>>

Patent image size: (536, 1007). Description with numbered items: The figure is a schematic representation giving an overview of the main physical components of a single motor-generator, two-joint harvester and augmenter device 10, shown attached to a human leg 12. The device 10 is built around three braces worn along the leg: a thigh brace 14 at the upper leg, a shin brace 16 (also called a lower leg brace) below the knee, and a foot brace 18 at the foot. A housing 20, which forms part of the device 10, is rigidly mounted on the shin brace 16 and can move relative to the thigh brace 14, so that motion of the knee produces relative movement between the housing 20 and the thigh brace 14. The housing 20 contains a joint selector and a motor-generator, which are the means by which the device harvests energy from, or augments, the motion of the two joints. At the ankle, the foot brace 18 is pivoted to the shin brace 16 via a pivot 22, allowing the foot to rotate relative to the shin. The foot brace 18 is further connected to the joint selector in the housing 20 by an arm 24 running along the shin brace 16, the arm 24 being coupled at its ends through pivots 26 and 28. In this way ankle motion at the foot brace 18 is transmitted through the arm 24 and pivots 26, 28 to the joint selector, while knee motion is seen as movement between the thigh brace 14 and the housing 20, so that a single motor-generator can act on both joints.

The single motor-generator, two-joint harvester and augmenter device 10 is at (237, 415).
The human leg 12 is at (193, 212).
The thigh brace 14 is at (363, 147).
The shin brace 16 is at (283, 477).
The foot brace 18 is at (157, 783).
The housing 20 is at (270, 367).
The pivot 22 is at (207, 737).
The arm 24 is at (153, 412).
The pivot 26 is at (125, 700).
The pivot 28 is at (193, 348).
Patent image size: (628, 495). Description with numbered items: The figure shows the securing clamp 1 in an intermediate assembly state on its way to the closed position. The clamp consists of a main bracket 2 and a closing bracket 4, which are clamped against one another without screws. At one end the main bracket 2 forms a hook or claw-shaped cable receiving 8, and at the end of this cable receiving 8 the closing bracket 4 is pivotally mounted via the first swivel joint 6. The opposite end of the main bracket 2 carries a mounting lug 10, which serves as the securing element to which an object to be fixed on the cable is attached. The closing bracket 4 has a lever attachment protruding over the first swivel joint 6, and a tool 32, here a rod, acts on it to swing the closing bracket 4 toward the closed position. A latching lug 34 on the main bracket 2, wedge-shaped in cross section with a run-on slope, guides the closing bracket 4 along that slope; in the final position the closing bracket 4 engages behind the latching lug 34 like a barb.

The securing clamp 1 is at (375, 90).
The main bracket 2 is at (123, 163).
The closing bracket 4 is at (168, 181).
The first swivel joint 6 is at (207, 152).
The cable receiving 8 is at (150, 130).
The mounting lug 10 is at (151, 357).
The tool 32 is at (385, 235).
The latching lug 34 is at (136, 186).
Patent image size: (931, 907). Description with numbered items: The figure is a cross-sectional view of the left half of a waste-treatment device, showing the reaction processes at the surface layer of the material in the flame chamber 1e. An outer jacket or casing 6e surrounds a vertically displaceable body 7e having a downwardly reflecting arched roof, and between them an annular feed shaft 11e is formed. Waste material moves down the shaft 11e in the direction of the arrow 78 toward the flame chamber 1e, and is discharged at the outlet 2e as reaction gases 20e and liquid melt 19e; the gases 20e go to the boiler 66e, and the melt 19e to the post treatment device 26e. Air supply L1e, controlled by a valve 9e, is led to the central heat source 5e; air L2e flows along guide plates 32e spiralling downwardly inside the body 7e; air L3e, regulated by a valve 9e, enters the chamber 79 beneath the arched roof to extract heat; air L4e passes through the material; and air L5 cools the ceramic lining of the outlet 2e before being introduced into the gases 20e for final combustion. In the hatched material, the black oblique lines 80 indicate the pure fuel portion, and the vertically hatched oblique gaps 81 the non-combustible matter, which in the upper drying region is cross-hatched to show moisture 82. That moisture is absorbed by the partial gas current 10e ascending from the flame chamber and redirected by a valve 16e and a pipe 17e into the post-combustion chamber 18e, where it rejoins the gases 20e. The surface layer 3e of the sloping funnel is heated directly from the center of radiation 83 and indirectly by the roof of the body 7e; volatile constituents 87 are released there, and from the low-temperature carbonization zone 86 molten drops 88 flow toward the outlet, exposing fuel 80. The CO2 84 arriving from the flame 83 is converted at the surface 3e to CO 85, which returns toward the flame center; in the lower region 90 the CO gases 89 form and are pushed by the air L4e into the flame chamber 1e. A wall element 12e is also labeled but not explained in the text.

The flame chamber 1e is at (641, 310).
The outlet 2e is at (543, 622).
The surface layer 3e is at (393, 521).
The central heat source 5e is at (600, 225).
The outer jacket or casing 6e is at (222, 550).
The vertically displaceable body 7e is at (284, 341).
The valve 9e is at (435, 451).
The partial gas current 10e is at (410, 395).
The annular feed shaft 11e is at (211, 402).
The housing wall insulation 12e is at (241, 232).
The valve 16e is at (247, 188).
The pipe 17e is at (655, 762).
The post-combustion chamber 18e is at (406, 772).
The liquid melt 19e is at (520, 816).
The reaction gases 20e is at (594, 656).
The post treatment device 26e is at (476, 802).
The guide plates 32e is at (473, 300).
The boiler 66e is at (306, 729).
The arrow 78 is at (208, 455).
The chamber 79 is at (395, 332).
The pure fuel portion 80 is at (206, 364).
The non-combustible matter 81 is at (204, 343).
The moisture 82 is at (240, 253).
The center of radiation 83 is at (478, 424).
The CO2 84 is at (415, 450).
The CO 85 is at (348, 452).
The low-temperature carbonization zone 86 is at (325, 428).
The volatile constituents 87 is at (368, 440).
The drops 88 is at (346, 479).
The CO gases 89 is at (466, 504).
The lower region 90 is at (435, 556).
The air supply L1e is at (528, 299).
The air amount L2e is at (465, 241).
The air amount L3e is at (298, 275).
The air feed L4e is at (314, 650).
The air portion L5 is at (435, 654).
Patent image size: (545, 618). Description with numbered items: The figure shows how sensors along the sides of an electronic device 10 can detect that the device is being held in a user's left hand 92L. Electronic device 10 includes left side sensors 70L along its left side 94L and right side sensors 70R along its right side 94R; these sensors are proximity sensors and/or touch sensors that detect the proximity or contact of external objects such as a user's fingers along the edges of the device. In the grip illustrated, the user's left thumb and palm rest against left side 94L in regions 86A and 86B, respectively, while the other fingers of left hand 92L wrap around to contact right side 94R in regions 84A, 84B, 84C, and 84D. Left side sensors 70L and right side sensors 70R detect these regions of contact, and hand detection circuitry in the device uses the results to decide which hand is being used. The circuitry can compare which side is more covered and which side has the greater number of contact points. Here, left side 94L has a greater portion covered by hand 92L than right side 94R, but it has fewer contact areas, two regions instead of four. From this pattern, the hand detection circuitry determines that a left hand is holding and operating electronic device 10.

<<

WORK TO BE COMPLETED:
Put the lines starting at the beginning of the items and ending at the line that contains "The pivot 28 is at (193, 348)." into a Markdown table with the columns Row and Line. Number each row, and leave out blank lines.

RESPONSE TO THE TASK:
| Row | Line |
|---|---|
| 1 | Patent image size: (536, 1007). Description with numbered items: The figure is a schematic representation giving an overview of the main physical components of a single motor-generator, two-joint harvester and augmenter device 10, shown attached to a human leg 12. The device 10 is built around three braces worn along the leg: a thigh brace 14 at the upper leg, a shin brace 16 (also called a lower leg brace) below the knee, and a foot brace 18 at the foot. A housing 20, which forms part of the device 10, is rigidly mounted on the shin brace 16 and can move relative to the thigh brace 14, so that motion of the knee produces relative movement between the housing 20 and the thigh brace 14. The housing 20 contains a joint selector and a motor-generator, which are the means by which the device harvests energy from, or augments, the motion of the two joints. At the ankle, the foot brace 18 is pivoted to the shin brace 16 via a pivot 22, allowing the foot to rotate relative to the shin. The foot brace 18 is further connected to the joint selector in the housing 20 by an arm 24 running along the shin brace 16, the arm 24 being coupled at its ends through pivots 26 and 28. In this way ankle motion at the foot brace 18 is transmitted through the arm 24 and pivots 26, 28 to the joint selector, while knee motion is seen as movement between the thigh brace 14 and the housing 20, so that a single motor-generator can act on both joints. |
| 2 | The single motor-generator, two-joint harvester and augmenter device 10 is at (237, 415). |
| 3 | The human leg 12 is at (193, 212). |
| 4 | The thigh brace 14 is at (363, 147). |
| 5 | The shin brace 16 is at (283, 477). |
| 6 | The foot brace 18 is at (157, 783). |
| 7 | The housing 20 is at (270, 367). |
| 8 | The pivot 22 is at (207, 737). |
| 9 | The arm 24 is at (153, 412). |
| 10 | The pivot 26 is at (125, 700). |
| 11 | The pivot 28 is at (193, 348). |